◆ **WHAT YOU SHOULD DO**: All entries must be repeated exactly; do not include the pictures.

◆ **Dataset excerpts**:
## BEGIN

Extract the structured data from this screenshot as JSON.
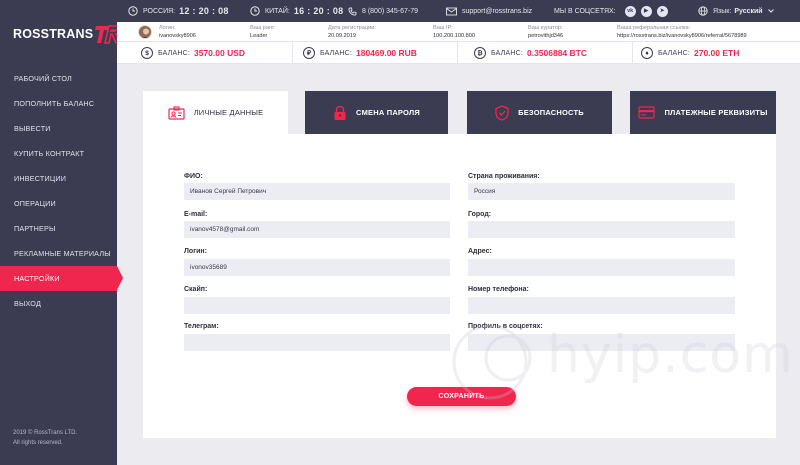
{
  "brand": {
    "logo_text": "ROSSTRANS"
  },
  "sidebar": {
    "items": [
      {
        "label": "РАБОЧИЙ СТОЛ"
      },
      {
        "label": "ПОПОЛНИТЬ БАЛАНС"
      },
      {
        "label": "ВЫВЕСТИ"
      },
      {
        "label": "КУПИТЬ КОНТРАКТ"
      },
      {
        "label": "ИНВЕСТИЦИИ"
      },
      {
        "label": "ОПЕРАЦИИ"
      },
      {
        "label": "ПАРТНЕРЫ"
      },
      {
        "label": "РЕКЛАМНЫЕ МАТЕРИАЛЫ"
      },
      {
        "label": "НАСТРОЙКИ",
        "active": true
      },
      {
        "label": "ВЫХОД"
      }
    ],
    "copyright_line1": "2019 © RossTrans LTD.",
    "copyright_line2": "All rights reserved."
  },
  "topbar": {
    "russia_label": "РОССИЯ:",
    "russia_time": "12 : 20 : 08",
    "china_label": "КИТАЙ:",
    "china_time": "16 : 20 : 08",
    "phone": "8 (800) 345-67-79",
    "email": "support@rosstrans.biz",
    "social_label": "МЫ В СОЦСЕТЯХ:",
    "language_label": "Язык:",
    "language_value": "Русский"
  },
  "userinfo": {
    "login_label": "Логин:",
    "login_value": "ivanovsky8906",
    "rank_label": "Ваш ранг:",
    "rank_value": "Leader",
    "reg_label": "Дата регистрации:",
    "reg_value": "20.09.2019",
    "ip_label": "Ваш IP:",
    "ip_value": "100.200.100.800",
    "curator_label": "Ваш куратор:",
    "curator_value": "petrovithjd346",
    "ref_label": "Ваша реферальная ссылка:",
    "ref_value": "https://rosstrans.biz/ivanovsky8906/referral/5678989"
  },
  "balances": [
    {
      "symbol": "$",
      "label": "БАЛАНС:",
      "value": "3570.00 USD"
    },
    {
      "symbol": "₽",
      "label": "БАЛАНС:",
      "value": "180469.00 RUB"
    },
    {
      "symbol": "₿",
      "label": "БАЛАНС:",
      "value": "0.3506884 BTC"
    },
    {
      "symbol": "♦",
      "label": "БАЛАНС:",
      "value": "270.00 ETH"
    }
  ],
  "tabs": [
    {
      "label": "ЛИЧНЫЕ ДАННЫЕ",
      "active": true
    },
    {
      "label": "СМЕНА ПАРОЛЯ"
    },
    {
      "label": "БЕЗОПАСНОСТЬ"
    },
    {
      "label": "ПЛАТЕЖНЫЕ РЕКВИЗИТЫ"
    }
  ],
  "form": {
    "fio_label": "ФИО:",
    "fio_value": "Иванов Сергей Петрович",
    "email_label": "E-mail:",
    "email_value": "ivanov4578@gmail.com",
    "login_label": "Логин:",
    "login_value": "ivonov35689",
    "skype_label": "Скайп:",
    "skype_value": "",
    "telegram_label": "Телеграм:",
    "telegram_value": "",
    "country_label": "Страна проживания:",
    "country_value": "Россия",
    "city_label": "Город:",
    "city_value": "",
    "address_label": "Адрес:",
    "address_value": "",
    "phone_label": "Номер телефона:",
    "phone_value": "",
    "social_label": "Профиль в соцсетях:",
    "social_value": "",
    "save_label": "СОХРАНИТЬ"
  },
  "watermark": {
    "text": "hyip.com"
  },
  "colors": {
    "accent": "#f0264f",
    "dark": "#3b3b52",
    "input_bg": "#ececf3",
    "page_bg": "#ebebf0"
  }
}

## END

◆ **TASK SOLUTION**:
Extract the structured data from this screenshot as JSON.
{
  "brand": {
    "logo_text": "ROSSTRANS"
  },
  "sidebar": {
    "items": [
      {
        "label": "РАБОЧИЙ СТОЛ"
      },
      {
        "label": "ПОПОЛНИТЬ БАЛАНС"
      },
      {
        "label": "ВЫВЕСТИ"
      },
      {
        "label": "КУПИТЬ КОНТРАКТ"
      },
      {
        "label": "ИНВЕСТИЦИИ"
      },
      {
        "label": "ОПЕРАЦИИ"
      },
      {
        "label": "ПАРТНЕРЫ"
      },
      {
        "label": "РЕКЛАМНЫЕ МАТЕРИАЛЫ"
      },
      {
        "label": "НАСТРОЙКИ",
        "active": true
      },
      {
        "label": "ВЫХОД"
      }
    ],
    "copyright_line1": "2019 © RossTrans LTD.",
    "copyright_line2": "All rights reserved."
  },
  "topbar": {
    "russia_label": "РОССИЯ:",
    "russia_time": "12 : 20 : 08",
    "china_label": "КИТАЙ:",
    "china_time": "16 : 20 : 08",
    "phone": "8 (800) 345-67-79",
    "email": "support@rosstrans.biz",
    "social_label": "МЫ В СОЦСЕТЯХ:",
    "language_label": "Язык:",
    "language_value": "Русский"
  },
  "userinfo": {
    "login_label": "Логин:",
    "login_value": "ivanovsky8906",
    "rank_label": "Ваш ранг:",
    "rank_value": "Leader",
    "reg_label": "Дата регистрации:",
    "reg_value": "20.09.2019",
    "ip_label": "Ваш IP:",
    "ip_value": "100.200.100.800",
    "curator_label": "Ваш куратор:",
    "curator_value": "petrovithjd346",
    "ref_label": "Ваша реферальная ссылка:",
    "ref_value": "https://rosstrans.biz/ivanovsky8906/referral/5678989"
  },
  "balances": [
    {
      "symbol": "$",
      "label": "БАЛАНС:",
      "value": "3570.00 USD"
    },
    {
      "symbol": "₽",
      "label": "БАЛАНС:",
      "value": "180469.00 RUB"
    },
    {
      "symbol": "₿",
      "label": "БАЛАНС:",
      "value": "0.3506884 BTC"
    },
    {
      "symbol": "♦",
      "label": "БАЛАНС:",
      "value": "270.00 ETH"
    }
  ],
  "tabs": [
    {
      "label": "ЛИЧНЫЕ ДАННЫЕ",
      "active": true
    },
    {
      "label": "СМЕНА ПАРОЛЯ"
    },
    {
      "label": "БЕЗОПАСНОСТЬ"
    },
    {
      "label": "ПЛАТЕЖНЫЕ РЕКВИЗИТЫ"
    }
  ],
  "form": {
    "fio_label": "ФИО:",
    "fio_value": "Иванов Сергей Петрович",
    "email_label": "E-mail:",
    "email_value": "ivanov4578@gmail.com",
    "login_label": "Логин:",
    "login_value": "ivonov35689",
    "skype_label": "Скайп:",
    "skype_value": "",
    "telegram_label": "Телеграм:",
    "telegram_value": "",
    "country_label": "Страна проживания:",
    "country_value": "Россия",
    "city_label": "Город:",
    "city_value": "",
    "address_label": "Адрес:",
    "address_value": "",
    "phone_label": "Номер телефона:",
    "phone_value": "",
    "social_label": "Профиль в соцсетях:",
    "social_value": "",
    "save_label": "СОХРАНИТЬ"
  },
  "watermark": {
    "text": "hyip.com"
  },
  "colors": {
    "accent": "#f0264f",
    "dark": "#3b3b52",
    "input_bg": "#ececf3",
    "page_bg": "#ebebf0"
  }
}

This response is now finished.